╭─ Record excerpts
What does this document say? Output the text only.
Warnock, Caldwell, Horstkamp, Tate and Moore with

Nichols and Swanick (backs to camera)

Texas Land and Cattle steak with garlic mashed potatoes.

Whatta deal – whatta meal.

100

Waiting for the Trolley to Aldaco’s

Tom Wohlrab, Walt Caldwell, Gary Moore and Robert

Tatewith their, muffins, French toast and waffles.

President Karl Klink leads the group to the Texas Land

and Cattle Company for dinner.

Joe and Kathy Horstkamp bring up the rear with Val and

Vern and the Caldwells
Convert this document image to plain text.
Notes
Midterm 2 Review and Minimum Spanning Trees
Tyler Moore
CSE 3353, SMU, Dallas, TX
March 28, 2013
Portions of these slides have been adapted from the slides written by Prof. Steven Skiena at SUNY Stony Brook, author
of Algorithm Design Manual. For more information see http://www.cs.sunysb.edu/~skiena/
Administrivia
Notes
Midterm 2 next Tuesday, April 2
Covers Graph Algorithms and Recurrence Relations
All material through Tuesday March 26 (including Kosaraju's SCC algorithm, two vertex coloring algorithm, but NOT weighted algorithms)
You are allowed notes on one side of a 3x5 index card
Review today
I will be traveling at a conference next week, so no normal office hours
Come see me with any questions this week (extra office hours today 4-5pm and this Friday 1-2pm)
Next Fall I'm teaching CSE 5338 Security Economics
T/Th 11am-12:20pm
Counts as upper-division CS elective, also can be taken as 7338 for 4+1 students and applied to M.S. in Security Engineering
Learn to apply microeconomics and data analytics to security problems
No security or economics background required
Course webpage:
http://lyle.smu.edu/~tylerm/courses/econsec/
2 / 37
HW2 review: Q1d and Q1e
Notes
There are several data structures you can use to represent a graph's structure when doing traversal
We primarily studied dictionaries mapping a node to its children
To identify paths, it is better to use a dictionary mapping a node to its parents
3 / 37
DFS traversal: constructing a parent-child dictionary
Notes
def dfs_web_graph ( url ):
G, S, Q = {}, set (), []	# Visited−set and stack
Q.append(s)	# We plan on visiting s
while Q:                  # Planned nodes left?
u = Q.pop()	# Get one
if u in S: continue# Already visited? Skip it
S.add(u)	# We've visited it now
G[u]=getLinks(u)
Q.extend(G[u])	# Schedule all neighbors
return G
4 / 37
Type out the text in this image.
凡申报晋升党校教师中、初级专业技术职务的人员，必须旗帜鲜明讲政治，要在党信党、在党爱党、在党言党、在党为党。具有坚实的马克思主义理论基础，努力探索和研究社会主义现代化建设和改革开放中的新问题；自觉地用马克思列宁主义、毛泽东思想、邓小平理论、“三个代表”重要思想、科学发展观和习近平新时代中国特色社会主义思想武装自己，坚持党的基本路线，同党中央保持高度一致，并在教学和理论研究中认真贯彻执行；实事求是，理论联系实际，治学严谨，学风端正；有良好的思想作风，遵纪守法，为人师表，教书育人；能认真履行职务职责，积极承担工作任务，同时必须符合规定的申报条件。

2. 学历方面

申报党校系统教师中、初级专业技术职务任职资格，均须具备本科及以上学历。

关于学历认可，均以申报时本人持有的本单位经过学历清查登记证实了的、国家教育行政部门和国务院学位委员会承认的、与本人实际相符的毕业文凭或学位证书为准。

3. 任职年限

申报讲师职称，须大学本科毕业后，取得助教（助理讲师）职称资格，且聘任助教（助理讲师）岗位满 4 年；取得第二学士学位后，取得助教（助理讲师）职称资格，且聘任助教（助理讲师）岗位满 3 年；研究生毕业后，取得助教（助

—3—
╰─
◆ **To do**
Keep only the lines that hold the string "Midterm", and copy them out.

◆ **Task answer**
Midterm 2 Review and Minimum Spanning Trees
Midterm 2 next Tuesday, April 2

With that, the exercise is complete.